──────── Listing

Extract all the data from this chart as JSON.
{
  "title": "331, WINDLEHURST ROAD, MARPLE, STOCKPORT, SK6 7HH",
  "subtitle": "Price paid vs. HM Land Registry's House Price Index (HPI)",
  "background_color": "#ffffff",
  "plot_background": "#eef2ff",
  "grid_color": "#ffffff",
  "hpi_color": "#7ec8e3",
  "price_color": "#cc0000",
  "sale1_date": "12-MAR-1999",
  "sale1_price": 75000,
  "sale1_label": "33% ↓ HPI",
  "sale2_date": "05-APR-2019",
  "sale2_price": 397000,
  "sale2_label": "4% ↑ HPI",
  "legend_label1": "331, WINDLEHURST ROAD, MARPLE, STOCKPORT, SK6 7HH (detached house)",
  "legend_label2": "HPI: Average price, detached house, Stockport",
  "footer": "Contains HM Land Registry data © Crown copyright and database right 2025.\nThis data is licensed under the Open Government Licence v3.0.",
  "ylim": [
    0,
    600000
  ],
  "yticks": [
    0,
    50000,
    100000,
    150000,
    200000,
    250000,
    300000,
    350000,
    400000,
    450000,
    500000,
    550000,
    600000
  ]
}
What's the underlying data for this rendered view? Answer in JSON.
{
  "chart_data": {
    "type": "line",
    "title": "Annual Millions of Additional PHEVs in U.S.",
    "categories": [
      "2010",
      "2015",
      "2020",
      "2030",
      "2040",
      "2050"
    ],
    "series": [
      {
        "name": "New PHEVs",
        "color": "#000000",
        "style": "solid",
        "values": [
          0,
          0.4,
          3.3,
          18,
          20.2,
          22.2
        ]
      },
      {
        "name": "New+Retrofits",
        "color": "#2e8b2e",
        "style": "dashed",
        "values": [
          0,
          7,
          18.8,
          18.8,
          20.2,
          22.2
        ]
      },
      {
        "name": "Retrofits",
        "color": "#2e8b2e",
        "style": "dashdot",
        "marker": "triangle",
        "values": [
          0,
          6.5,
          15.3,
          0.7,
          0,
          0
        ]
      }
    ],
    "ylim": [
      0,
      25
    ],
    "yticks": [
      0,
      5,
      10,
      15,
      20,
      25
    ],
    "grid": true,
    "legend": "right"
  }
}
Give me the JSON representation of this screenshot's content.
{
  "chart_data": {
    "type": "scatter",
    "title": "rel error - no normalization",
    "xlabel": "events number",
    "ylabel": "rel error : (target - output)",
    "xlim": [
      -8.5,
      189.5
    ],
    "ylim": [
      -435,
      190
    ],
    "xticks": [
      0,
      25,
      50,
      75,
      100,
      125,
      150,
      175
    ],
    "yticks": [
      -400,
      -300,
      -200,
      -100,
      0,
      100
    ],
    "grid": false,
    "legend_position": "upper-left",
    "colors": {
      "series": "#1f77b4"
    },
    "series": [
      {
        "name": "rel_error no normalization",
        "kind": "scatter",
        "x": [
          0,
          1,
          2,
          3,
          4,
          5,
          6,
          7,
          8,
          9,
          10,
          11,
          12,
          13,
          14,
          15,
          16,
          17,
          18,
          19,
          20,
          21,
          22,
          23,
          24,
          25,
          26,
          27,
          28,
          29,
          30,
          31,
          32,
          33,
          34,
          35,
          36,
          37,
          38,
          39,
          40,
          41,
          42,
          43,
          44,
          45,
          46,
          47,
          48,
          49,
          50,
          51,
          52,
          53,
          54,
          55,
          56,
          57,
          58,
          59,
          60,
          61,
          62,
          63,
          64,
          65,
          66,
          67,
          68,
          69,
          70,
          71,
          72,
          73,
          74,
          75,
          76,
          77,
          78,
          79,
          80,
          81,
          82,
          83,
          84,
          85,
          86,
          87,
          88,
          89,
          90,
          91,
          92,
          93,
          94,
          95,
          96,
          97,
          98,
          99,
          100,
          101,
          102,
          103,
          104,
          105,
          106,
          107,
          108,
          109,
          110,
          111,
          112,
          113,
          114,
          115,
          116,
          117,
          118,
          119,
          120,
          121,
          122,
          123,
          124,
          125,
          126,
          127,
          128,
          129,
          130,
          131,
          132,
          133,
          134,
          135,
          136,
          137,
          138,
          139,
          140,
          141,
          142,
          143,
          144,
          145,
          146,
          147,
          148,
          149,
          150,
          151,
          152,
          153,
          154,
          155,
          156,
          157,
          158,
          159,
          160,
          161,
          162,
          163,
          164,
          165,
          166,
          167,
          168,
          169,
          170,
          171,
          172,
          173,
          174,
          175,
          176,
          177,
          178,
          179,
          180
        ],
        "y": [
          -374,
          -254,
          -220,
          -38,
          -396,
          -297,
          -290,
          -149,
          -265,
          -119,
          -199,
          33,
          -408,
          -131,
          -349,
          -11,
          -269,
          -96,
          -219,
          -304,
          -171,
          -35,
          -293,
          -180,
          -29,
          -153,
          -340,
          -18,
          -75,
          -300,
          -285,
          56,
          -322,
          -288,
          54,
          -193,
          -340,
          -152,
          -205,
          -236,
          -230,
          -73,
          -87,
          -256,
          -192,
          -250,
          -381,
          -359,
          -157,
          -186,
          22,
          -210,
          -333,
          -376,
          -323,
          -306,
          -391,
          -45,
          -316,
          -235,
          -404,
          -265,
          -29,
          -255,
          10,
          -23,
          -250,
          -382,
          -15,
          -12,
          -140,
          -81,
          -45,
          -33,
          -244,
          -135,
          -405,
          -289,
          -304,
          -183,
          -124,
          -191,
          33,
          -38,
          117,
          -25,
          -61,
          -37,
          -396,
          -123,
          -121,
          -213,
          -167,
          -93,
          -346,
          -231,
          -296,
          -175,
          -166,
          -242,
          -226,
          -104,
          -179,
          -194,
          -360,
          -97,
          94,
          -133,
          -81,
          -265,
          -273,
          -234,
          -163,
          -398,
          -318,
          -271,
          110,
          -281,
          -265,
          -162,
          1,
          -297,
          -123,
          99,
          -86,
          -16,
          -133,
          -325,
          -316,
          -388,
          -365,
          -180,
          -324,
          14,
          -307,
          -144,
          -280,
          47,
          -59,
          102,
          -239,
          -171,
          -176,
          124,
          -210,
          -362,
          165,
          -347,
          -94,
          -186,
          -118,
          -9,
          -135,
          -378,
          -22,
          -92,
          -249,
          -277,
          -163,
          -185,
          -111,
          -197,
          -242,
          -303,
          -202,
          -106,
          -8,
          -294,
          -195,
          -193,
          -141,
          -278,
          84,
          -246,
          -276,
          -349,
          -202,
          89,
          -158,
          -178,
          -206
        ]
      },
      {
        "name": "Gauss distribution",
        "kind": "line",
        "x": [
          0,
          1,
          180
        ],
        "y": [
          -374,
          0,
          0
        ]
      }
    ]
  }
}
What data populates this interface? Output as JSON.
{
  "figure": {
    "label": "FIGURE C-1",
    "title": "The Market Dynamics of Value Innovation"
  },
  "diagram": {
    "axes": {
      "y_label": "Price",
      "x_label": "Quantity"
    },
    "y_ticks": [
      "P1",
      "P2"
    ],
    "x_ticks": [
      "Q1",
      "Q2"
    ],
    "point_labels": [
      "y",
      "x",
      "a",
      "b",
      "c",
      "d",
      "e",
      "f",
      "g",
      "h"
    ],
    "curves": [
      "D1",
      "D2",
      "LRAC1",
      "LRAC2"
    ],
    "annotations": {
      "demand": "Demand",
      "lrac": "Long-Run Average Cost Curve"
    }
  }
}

────────────────

→ **Goal of the exercise**: Determine how many lines of the data contain the word "ffffff", and reply with that number only.

→ **Written answer**: 2